Supplied material =>
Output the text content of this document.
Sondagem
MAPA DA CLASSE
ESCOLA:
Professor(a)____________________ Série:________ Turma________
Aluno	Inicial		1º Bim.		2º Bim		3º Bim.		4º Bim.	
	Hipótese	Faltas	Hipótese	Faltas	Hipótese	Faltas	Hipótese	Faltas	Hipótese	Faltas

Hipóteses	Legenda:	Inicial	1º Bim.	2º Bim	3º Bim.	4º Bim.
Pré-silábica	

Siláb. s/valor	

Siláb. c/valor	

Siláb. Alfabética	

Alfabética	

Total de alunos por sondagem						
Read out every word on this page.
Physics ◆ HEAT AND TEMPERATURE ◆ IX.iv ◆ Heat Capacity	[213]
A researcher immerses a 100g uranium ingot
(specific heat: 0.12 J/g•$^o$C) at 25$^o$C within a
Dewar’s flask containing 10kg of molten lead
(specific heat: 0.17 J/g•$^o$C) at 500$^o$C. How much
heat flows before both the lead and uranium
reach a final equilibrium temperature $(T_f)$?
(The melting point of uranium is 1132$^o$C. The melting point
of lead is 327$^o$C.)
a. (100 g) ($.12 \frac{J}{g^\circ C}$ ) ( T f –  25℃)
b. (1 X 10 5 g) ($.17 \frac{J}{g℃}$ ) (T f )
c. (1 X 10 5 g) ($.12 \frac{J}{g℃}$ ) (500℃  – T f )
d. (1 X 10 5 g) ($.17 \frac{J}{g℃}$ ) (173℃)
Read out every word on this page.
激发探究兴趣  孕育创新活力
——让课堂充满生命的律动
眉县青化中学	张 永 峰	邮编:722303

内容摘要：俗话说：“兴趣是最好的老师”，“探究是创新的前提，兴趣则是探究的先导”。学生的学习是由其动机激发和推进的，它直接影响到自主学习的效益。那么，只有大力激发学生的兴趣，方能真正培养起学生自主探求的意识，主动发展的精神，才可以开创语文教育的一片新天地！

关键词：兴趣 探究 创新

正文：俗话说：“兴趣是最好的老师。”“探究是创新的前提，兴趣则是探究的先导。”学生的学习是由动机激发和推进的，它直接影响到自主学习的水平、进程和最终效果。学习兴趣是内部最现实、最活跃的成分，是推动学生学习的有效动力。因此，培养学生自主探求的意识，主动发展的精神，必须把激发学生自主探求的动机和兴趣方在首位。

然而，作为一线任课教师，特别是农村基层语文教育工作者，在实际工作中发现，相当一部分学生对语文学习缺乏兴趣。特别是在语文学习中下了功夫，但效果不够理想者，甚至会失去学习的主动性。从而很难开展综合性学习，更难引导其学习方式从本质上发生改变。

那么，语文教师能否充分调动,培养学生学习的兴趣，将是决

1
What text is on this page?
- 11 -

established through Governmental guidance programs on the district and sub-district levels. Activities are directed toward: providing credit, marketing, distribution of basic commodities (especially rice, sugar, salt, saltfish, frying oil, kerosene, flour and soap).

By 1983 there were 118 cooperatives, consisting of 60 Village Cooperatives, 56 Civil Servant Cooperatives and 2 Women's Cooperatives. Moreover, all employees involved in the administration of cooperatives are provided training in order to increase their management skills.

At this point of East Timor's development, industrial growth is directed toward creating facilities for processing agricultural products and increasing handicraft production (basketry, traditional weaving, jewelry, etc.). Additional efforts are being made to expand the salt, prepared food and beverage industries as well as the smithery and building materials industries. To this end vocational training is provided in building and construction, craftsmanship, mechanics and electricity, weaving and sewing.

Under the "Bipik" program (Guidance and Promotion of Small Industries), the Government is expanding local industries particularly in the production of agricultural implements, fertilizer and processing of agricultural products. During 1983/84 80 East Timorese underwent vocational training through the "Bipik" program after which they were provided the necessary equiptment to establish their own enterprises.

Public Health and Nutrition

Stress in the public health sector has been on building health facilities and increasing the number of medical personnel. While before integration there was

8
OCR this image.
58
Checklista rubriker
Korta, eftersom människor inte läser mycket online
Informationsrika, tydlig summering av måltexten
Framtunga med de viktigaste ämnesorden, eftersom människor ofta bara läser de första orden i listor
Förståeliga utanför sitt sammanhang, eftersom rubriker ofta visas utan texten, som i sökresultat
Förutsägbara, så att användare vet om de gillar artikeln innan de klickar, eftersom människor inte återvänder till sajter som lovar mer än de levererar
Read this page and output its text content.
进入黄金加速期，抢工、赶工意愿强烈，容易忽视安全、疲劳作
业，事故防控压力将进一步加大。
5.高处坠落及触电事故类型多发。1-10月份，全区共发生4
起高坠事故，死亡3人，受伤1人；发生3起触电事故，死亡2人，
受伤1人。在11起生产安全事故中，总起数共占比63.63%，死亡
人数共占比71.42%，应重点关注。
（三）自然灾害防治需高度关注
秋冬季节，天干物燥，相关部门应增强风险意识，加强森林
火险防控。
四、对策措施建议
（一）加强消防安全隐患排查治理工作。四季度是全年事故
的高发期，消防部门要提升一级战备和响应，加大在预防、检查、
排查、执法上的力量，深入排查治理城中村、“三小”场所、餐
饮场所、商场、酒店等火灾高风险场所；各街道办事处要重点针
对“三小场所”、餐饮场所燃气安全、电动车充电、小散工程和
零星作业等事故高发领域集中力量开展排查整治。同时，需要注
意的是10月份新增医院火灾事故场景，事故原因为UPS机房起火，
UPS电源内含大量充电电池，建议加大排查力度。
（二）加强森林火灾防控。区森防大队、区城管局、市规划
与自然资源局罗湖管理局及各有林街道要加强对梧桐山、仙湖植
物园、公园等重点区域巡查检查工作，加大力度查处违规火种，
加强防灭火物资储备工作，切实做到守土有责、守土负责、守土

Exercise prompt => Type out the entries again, word for word.

Solution =>
Output the text content of this document.
Sondagem
MAPA DA CLASSE
ESCOLA:
Professor(a)____________________ Série:________ Turma________
Aluno	Inicial		1º Bim.		2º Bim		3º Bim.		4º Bim.	
	Hipótese	Faltas	Hipótese	Faltas	Hipótese	Faltas	Hipótese	Faltas	Hipótese	Faltas

Hipóteses	Legenda:	Inicial	1º Bim.	2º Bim	3º Bim.	4º Bim.
Pré-silábica	

Siláb. s/valor	

Siláb. c/valor	

Siláb. Alfabética	

Alfabética	

Total de alunos por sondagem						
Read out every word on this page.
Physics ◆ HEAT AND TEMPERATURE ◆ IX.iv ◆ Heat Capacity	[213]
A researcher immerses a 100g uranium ingot
(specific heat: 0.12 J/g•$^o$C) at 25$^o$C within a
Dewar’s flask containing 10kg of molten lead
(specific heat: 0.17 J/g•$^o$C) at 500$^o$C. How much
heat flows before both the lead and uranium
reach a final equilibrium temperature $(T_f)$?
(The melting point of uranium is 1132$^o$C. The melting point
of lead is 327$^o$C.)
a. (100 g) ($.12 \frac{J}{g^\circ C}$ ) ( T f –  25℃)
b. (1 X 10 5 g) ($.17 \frac{J}{g℃}$ ) (T f )
c. (1 X 10 5 g) ($.12 \frac{J}{g℃}$ ) (500℃  – T f )
d. (1 X 10 5 g) ($.17 \frac{J}{g℃}$ ) (173℃)
Read out every word on this page.
激发探究兴趣  孕育创新活力
——让课堂充满生命的律动
眉县青化中学	张 永 峰	邮编:722303

内容摘要：俗话说：“兴趣是最好的老师”，“探究是创新的前提，兴趣则是探究的先导”。学生的学习是由其动机激发和推进的，它直接影响到自主学习的效益。那么，只有大力激发学生的兴趣，方能真正培养起学生自主探求的意识，主动发展的精神，才可以开创语文教育的一片新天地！

关键词：兴趣 探究 创新

正文：俗话说：“兴趣是最好的老师。”“探究是创新的前提，兴趣则是探究的先导。”学生的学习是由动机激发和推进的，它直接影响到自主学习的水平、进程和最终效果。学习兴趣是内部最现实、最活跃的成分，是推动学生学习的有效动力。因此，培养学生自主探求的意识，主动发展的精神，必须把激发学生自主探求的动机和兴趣方在首位。

然而，作为一线任课教师，特别是农村基层语文教育工作者，在实际工作中发现，相当一部分学生对语文学习缺乏兴趣。特别是在语文学习中下了功夫，但效果不够理想者，甚至会失去学习的主动性。从而很难开展综合性学习，更难引导其学习方式从本质上发生改变。

那么，语文教师能否充分调动,培养学生学习的兴趣，将是决

1
What text is on this page?
- 11 -

established through Governmental guidance programs on the district and sub-district levels. Activities are directed toward: providing credit, marketing, distribution of basic commodities (especially rice, sugar, salt, saltfish, frying oil, kerosene, flour and soap).

By 1983 there were 118 cooperatives, consisting of 60 Village Cooperatives, 56 Civil Servant Cooperatives and 2 Women's Cooperatives. Moreover, all employees involved in the administration of cooperatives are provided training in order to increase their management skills.

At this point of East Timor's development, industrial growth is directed toward creating facilities for processing agricultural products and increasing handicraft production (basketry, traditional weaving, jewelry, etc.). Additional efforts are being made to expand the salt, prepared food and beverage industries as well as the smithery and building materials industries. To this end vocational training is provided in building and construction, craftsmanship, mechanics and electricity, weaving and sewing.

Under the "Bipik" program (Guidance and Promotion of Small Industries), the Government is expanding local industries particularly in the production of agricultural implements, fertilizer and processing of agricultural products. During 1983/84 80 East Timorese underwent vocational training through the "Bipik" program after which they were provided the necessary equiptment to establish their own enterprises.

Public Health and Nutrition

Stress in the public health sector has been on building health facilities and increasing the number of medical personnel. While before integration there was

8
OCR this image.
58
Checklista rubriker
Korta, eftersom människor inte läser mycket online
Informationsrika, tydlig summering av måltexten
Framtunga med de viktigaste ämnesorden, eftersom människor ofta bara läser de första orden i listor
Förståeliga utanför sitt sammanhang, eftersom rubriker ofta visas utan texten, som i sökresultat
Förutsägbara, så att användare vet om de gillar artikeln innan de klickar, eftersom människor inte återvänder till sajter som lovar mer än de levererar
Read this page and output its text content.
进入黄金加速期，抢工、赶工意愿强烈，容易忽视安全、疲劳作
业，事故防控压力将进一步加大。
5.高处坠落及触电事故类型多发。1-10月份，全区共发生4
起高坠事故，死亡3人，受伤1人；发生3起触电事故，死亡2人，
受伤1人。在11起生产安全事故中，总起数共占比63.63%，死亡
人数共占比71.42%，应重点关注。
（三）自然灾害防治需高度关注
秋冬季节，天干物燥，相关部门应增强风险意识，加强森林
火险防控。
四、对策措施建议
（一）加强消防安全隐患排查治理工作。四季度是全年事故
的高发期，消防部门要提升一级战备和响应，加大在预防、检查、
排查、执法上的力量，深入排查治理城中村、“三小”场所、餐
饮场所、商场、酒店等火灾高风险场所；各街道办事处要重点针
对“三小场所”、餐饮场所燃气安全、电动车充电、小散工程和
零星作业等事故高发领域集中力量开展排查整治。同时，需要注
意的是10月份新增医院火灾事故场景，事故原因为UPS机房起火，
UPS电源内含大量充电电池，建议加大排查力度。
（二）加强森林火灾防控。区森防大队、区城管局、市规划
与自然资源局罗湖管理局及各有林街道要加强对梧桐山、仙湖植
物园、公园等重点区域巡查检查工作，加大力度查处违规火种，
加强防灭火物资储备工作，切实做到守土有责、守土负责、守土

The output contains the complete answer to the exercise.